* **Problem statement**: Copy, from the entries below, each line where the word "Symptoms" can be found.

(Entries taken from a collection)
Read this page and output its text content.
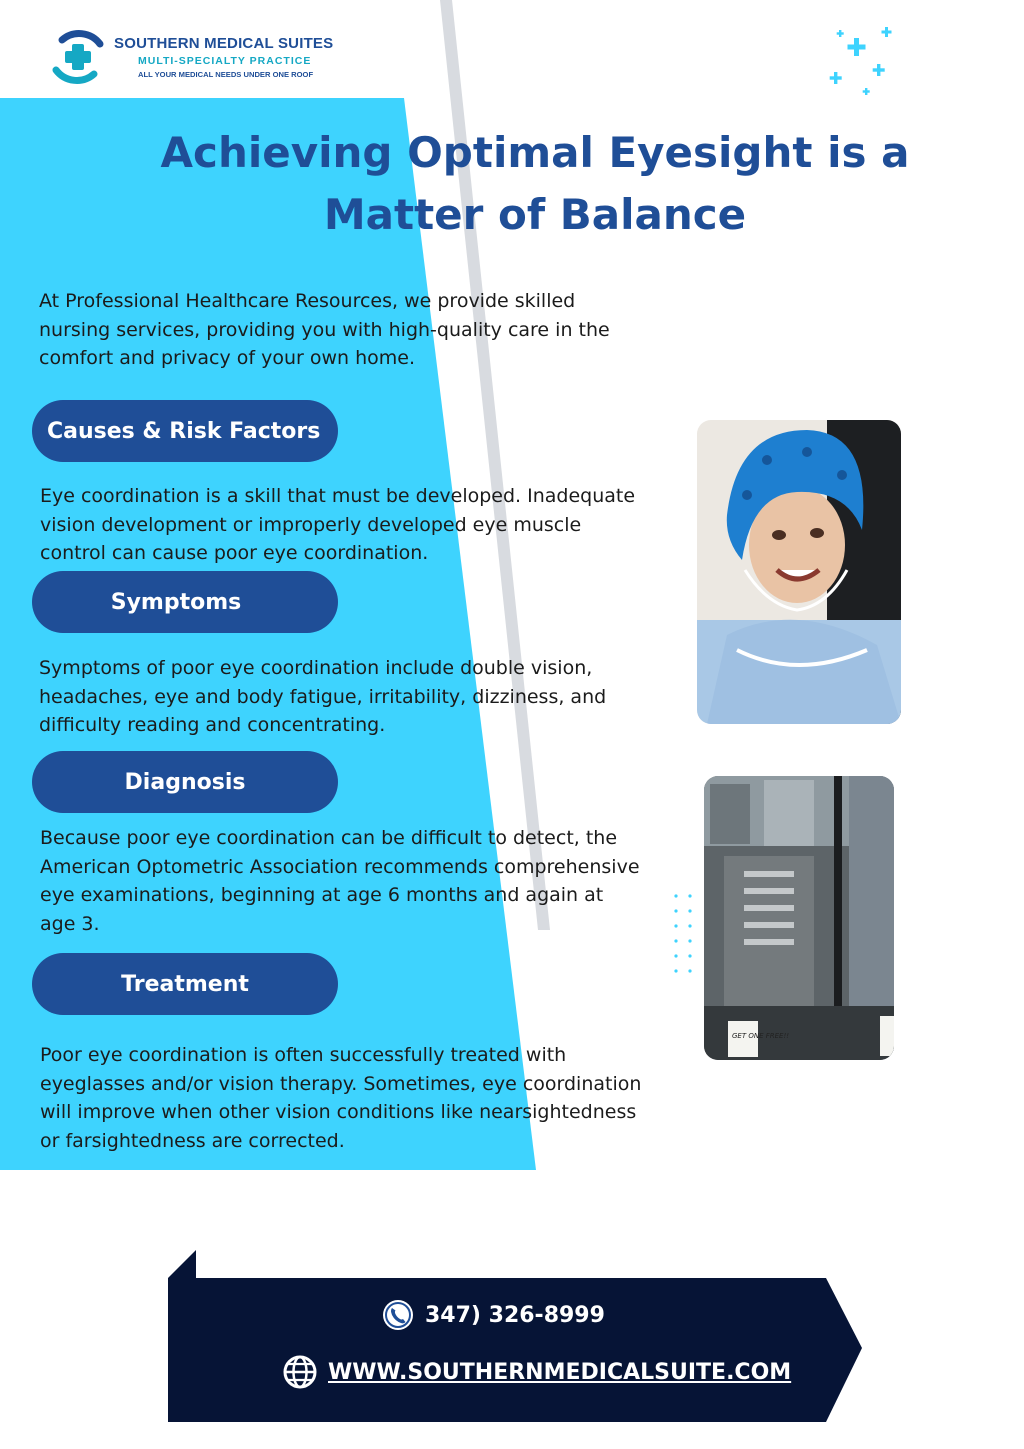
SOUTHERN MEDICAL SUITES
MULTI-SPECIALTY PRACTICE
ALL YOUR MEDICAL NEEDS UNDER ONE ROOF
Achieving Optimal Eyesight is a Matter of Balance

At Professional Healthcare Resources, we provide skilled nursing services, providing you with high-quality care in the comfort and privacy of your own home.

Causes & Risk Factors

Eye coordination is a skill that must be developed. Inadequate vision development or improperly developed eye muscle control can cause poor eye coordination.

Symptoms

Symptoms of poor eye coordination include double vision, headaches, eye and body fatigue, irritability, dizziness, and difficulty reading and concentrating.

Diagnosis

Because poor eye coordination can be difficult to detect, the American Optometric Association recommends comprehensive eye examinations, beginning at age 6 months and again at age 3.

Treatment

Poor eye coordination is often successfully treated with eyeglasses and/or vision therapy. Sometimes, eye coordination will improve when other vision conditions like nearsightedness or farsightedness are corrected.

GET ONE FREE!!
347) 326-8999
WWW.SOUTHERNMEDICALSUITE.COM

* **Result of this exercise**:
Symptoms
Symptoms of poor eye coordination include double vision, headaches, eye and body fatigue, irritability, dizziness, and difficulty reading and concentrating.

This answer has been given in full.